Entries supplied -

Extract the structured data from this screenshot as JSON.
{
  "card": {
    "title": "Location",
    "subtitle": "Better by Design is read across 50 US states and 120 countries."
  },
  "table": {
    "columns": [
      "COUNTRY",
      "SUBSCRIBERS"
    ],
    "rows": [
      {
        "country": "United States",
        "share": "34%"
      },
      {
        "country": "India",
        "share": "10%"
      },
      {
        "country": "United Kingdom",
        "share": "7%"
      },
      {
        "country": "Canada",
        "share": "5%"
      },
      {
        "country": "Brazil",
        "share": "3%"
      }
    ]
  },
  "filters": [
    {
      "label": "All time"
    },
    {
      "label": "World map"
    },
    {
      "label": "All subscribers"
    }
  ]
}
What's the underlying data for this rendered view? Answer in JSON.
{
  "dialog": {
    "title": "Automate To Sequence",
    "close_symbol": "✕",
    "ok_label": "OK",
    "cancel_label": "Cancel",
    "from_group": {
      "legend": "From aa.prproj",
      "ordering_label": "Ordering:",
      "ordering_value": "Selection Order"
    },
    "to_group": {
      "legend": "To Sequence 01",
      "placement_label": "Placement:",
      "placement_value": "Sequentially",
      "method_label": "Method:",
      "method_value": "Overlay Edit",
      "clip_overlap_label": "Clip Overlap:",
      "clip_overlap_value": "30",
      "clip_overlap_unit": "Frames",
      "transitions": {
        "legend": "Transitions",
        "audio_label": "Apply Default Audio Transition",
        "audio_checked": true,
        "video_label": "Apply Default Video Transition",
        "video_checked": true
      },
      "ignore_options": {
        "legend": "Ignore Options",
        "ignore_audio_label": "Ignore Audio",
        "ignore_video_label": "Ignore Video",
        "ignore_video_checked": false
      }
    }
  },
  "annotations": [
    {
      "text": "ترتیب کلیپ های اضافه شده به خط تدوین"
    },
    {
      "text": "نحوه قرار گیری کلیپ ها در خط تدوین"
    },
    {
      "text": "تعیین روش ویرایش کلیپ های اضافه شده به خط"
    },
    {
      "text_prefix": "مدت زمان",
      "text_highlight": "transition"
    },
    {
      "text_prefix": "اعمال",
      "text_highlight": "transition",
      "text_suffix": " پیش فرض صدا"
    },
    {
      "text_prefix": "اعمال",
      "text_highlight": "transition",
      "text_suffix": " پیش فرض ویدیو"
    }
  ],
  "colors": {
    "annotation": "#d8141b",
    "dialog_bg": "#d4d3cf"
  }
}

Instructions for the task -
Beginning with the line that contains "What's the underlying", repeat every line through the end of the records and nothing more.

Solution below -
What's the underlying data for this rendered view? Answer in JSON.
{
  "dialog": {
    "title": "Automate To Sequence",
    "close_symbol": "✕",
    "ok_label": "OK",
    "cancel_label": "Cancel",
    "from_group": {
      "legend": "From aa.prproj",
      "ordering_label": "Ordering:",
      "ordering_value": "Selection Order"
    },
    "to_group": {
      "legend": "To Sequence 01",
      "placement_label": "Placement:",
      "placement_value": "Sequentially",
      "method_label": "Method:",
      "method_value": "Overlay Edit",
      "clip_overlap_label": "Clip Overlap:",
      "clip_overlap_value": "30",
      "clip_overlap_unit": "Frames",
      "transitions": {
        "legend": "Transitions",
        "audio_label": "Apply Default Audio Transition",
        "audio_checked": true,
        "video_label": "Apply Default Video Transition",
        "video_checked": true
      },
      "ignore_options": {
        "legend": "Ignore Options",
        "ignore_audio_label": "Ignore Audio",
        "ignore_video_label": "Ignore Video",
        "ignore_video_checked": false
      }
    }
  },
  "annotations": [
    {
      "text": "ترتیب کلیپ های اضافه شده به خط تدوین"
    },
    {
      "text": "نحوه قرار گیری کلیپ ها در خط تدوین"
    },
    {
      "text": "تعیین روش ویرایش کلیپ های اضافه شده به خط"
    },
    {
      "text_prefix": "مدت زمان",
      "text_highlight": "transition"
    },
    {
      "text_prefix": "اعمال",
      "text_highlight": "transition",
      "text_suffix": " پیش فرض صدا"
    },
    {
      "text_prefix": "اعمال",
      "text_highlight": "transition",
      "text_suffix": " پیش فرض ویدیو"
    }
  ],
  "colors": {
    "annotation": "#d8141b",
    "dialog_bg": "#d4d3cf"
  }
}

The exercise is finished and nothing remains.